*** MATERIAL FOR THIS TASK

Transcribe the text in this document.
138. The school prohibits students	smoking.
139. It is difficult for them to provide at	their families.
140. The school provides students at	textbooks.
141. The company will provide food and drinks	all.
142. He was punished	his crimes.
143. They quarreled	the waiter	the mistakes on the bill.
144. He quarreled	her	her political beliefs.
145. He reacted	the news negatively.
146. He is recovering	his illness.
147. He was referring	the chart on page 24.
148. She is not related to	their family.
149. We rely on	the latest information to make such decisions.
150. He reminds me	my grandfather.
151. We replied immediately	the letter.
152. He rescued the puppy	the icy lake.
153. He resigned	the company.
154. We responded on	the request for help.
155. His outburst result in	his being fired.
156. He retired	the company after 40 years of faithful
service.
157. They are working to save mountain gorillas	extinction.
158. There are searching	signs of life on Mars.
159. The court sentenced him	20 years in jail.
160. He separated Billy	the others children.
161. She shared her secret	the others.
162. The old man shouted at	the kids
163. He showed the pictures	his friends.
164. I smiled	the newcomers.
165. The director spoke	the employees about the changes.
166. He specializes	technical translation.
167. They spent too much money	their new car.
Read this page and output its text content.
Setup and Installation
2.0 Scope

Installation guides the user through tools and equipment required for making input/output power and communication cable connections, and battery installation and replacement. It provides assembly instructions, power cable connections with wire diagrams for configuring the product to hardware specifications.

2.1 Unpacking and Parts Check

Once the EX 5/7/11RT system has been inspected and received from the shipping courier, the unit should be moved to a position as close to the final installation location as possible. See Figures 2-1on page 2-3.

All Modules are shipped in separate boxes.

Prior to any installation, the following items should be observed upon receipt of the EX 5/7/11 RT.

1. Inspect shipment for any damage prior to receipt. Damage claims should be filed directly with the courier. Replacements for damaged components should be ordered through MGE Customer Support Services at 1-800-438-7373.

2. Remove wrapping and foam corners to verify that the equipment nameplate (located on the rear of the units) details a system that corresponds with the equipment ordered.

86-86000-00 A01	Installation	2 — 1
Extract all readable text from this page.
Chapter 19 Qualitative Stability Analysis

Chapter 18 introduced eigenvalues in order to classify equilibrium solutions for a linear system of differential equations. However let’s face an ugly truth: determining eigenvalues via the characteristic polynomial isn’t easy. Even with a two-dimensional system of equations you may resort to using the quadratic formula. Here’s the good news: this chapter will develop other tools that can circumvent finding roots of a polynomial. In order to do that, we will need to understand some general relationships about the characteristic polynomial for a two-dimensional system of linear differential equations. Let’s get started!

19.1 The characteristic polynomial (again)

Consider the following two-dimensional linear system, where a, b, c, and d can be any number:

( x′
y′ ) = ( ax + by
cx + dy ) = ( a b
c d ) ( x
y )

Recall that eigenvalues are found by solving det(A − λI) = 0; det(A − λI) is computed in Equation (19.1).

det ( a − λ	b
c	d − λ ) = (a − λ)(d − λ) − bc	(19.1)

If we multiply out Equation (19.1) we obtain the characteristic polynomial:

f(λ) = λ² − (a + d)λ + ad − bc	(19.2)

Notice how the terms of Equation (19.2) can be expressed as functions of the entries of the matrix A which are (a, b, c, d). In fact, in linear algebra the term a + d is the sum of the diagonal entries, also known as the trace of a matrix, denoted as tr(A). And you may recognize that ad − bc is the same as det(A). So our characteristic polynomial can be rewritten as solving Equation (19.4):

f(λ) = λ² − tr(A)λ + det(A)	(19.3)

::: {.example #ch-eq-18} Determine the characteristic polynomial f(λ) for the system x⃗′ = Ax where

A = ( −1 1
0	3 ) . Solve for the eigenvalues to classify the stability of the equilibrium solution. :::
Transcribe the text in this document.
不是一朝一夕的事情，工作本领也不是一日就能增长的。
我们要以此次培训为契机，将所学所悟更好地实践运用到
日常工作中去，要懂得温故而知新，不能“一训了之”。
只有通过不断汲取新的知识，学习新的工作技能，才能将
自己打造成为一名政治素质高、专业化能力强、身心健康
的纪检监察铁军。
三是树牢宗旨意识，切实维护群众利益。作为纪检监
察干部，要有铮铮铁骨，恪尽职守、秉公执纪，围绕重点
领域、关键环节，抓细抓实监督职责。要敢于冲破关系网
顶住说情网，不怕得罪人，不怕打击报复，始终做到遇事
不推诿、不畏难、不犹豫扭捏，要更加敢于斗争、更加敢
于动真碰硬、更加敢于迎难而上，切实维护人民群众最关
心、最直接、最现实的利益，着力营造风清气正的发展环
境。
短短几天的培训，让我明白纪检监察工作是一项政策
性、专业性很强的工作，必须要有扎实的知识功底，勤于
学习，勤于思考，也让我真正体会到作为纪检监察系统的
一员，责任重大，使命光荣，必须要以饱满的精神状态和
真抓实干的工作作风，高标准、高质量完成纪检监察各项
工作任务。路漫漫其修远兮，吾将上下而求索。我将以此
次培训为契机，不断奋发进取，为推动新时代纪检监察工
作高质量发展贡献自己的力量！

******

TASK TO COMPLETE
Copy all lines from the entries that contain the word "company".

PROBLEM SOLUTION
141. The company will provide food and drinks	all.
153. He resigned	the company.
156. He retired	the company after 40 years of faithful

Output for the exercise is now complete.